------ RECORD SET ------

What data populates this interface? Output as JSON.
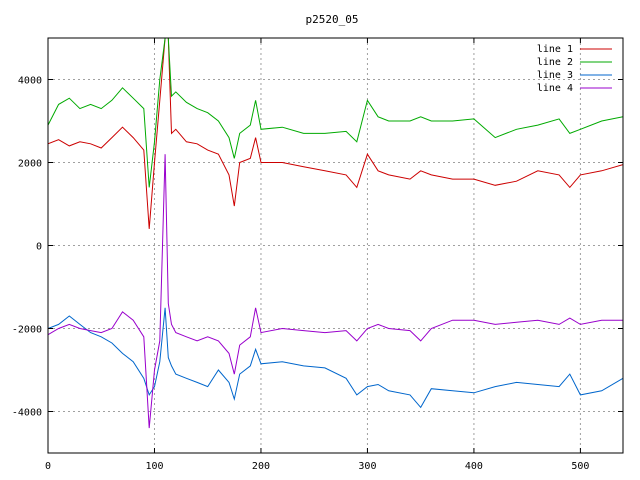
{
  "chart_data": {
    "type": "line",
    "title": "p2520_05",
    "xlabel": "",
    "ylabel": "",
    "xlim": [
      0,
      540
    ],
    "ylim": [
      -5000,
      5000
    ],
    "xticks": [
      0,
      100,
      200,
      300,
      400,
      500
    ],
    "yticks": [
      -4000,
      -2000,
      0,
      2000,
      4000
    ],
    "grid": true,
    "legend_position": "top-right",
    "series": [
      {
        "name": "line 1",
        "color": "#cc0000",
        "x": [
          0,
          10,
          20,
          30,
          40,
          50,
          60,
          70,
          80,
          90,
          95,
          100,
          105,
          110,
          113,
          116,
          120,
          130,
          140,
          150,
          160,
          170,
          175,
          180,
          190,
          195,
          200,
          220,
          240,
          260,
          280,
          290,
          300,
          310,
          320,
          340,
          350,
          360,
          380,
          400,
          420,
          440,
          460,
          480,
          490,
          500,
          520,
          540
        ],
        "y": [
          2450,
          2550,
          2400,
          2500,
          2450,
          2350,
          2600,
          2850,
          2600,
          2300,
          400,
          2000,
          3500,
          5000,
          5000,
          2700,
          2800,
          2500,
          2450,
          2300,
          2200,
          1700,
          950,
          2000,
          2100,
          2600,
          2000,
          2000,
          1900,
          1800,
          1700,
          1400,
          2200,
          1800,
          1700,
          1600,
          1800,
          1700,
          1600,
          1600,
          1450,
          1550,
          1800,
          1700,
          1400,
          1700,
          1800,
          1950
        ]
      },
      {
        "name": "line 2",
        "color": "#00aa00",
        "x": [
          0,
          10,
          20,
          30,
          40,
          50,
          60,
          70,
          80,
          90,
          95,
          100,
          105,
          110,
          113,
          116,
          120,
          130,
          140,
          150,
          160,
          170,
          175,
          180,
          190,
          195,
          200,
          220,
          240,
          260,
          280,
          290,
          300,
          310,
          320,
          340,
          350,
          360,
          380,
          400,
          420,
          440,
          460,
          480,
          490,
          500,
          520,
          540
        ],
        "y": [
          2900,
          3400,
          3550,
          3300,
          3400,
          3300,
          3500,
          3800,
          3550,
          3300,
          1400,
          2500,
          4000,
          5000,
          5000,
          3600,
          3700,
          3450,
          3300,
          3200,
          3000,
          2600,
          2100,
          2700,
          2900,
          3500,
          2800,
          2850,
          2700,
          2700,
          2750,
          2500,
          3500,
          3100,
          3000,
          3000,
          3100,
          3000,
          3000,
          3050,
          2600,
          2800,
          2900,
          3050,
          2700,
          2800,
          3000,
          3100
        ]
      },
      {
        "name": "line 3",
        "color": "#0066cc",
        "x": [
          0,
          10,
          20,
          30,
          40,
          50,
          60,
          70,
          80,
          90,
          95,
          100,
          105,
          110,
          113,
          116,
          120,
          130,
          140,
          150,
          160,
          170,
          175,
          180,
          190,
          195,
          200,
          220,
          240,
          260,
          280,
          290,
          300,
          310,
          320,
          340,
          350,
          360,
          380,
          400,
          420,
          440,
          460,
          480,
          490,
          500,
          520,
          540
        ],
        "y": [
          -2000,
          -1900,
          -1700,
          -1900,
          -2100,
          -2200,
          -2350,
          -2600,
          -2800,
          -3200,
          -3600,
          -3400,
          -2800,
          -1500,
          -2700,
          -2900,
          -3100,
          -3200,
          -3300,
          -3400,
          -3000,
          -3300,
          -3700,
          -3100,
          -2900,
          -2500,
          -2850,
          -2800,
          -2900,
          -2950,
          -3200,
          -3600,
          -3400,
          -3350,
          -3500,
          -3600,
          -3900,
          -3450,
          -3500,
          -3550,
          -3400,
          -3300,
          -3350,
          -3400,
          -3100,
          -3600,
          -3500,
          -3200
        ]
      },
      {
        "name": "line 4",
        "color": "#9900cc",
        "x": [
          0,
          10,
          20,
          30,
          40,
          50,
          60,
          70,
          80,
          90,
          95,
          100,
          105,
          110,
          113,
          116,
          120,
          130,
          140,
          150,
          160,
          170,
          175,
          180,
          190,
          195,
          200,
          220,
          240,
          260,
          280,
          290,
          300,
          310,
          320,
          340,
          350,
          360,
          380,
          400,
          420,
          440,
          460,
          480,
          490,
          500,
          520,
          540
        ],
        "y": [
          -2150,
          -2000,
          -1900,
          -2000,
          -2050,
          -2100,
          -2000,
          -1600,
          -1800,
          -2200,
          -4400,
          -3000,
          -2300,
          2200,
          -1400,
          -1900,
          -2100,
          -2200,
          -2300,
          -2200,
          -2300,
          -2600,
          -3100,
          -2400,
          -2200,
          -1500,
          -2100,
          -2000,
          -2050,
          -2100,
          -2050,
          -2300,
          -2000,
          -1900,
          -2000,
          -2050,
          -2300,
          -2000,
          -1800,
          -1800,
          -1900,
          -1850,
          -1800,
          -1900,
          -1750,
          -1900,
          -1800,
          -1800
        ]
      }
    ]
  }
}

------

Keep only those lines of the records that hold "name", and return them.

# SOLUTION FOR THIS PROBLEM
        "name": "line 1",
        "name": "line 2",
        "name": "line 3",
        "name": "line 4",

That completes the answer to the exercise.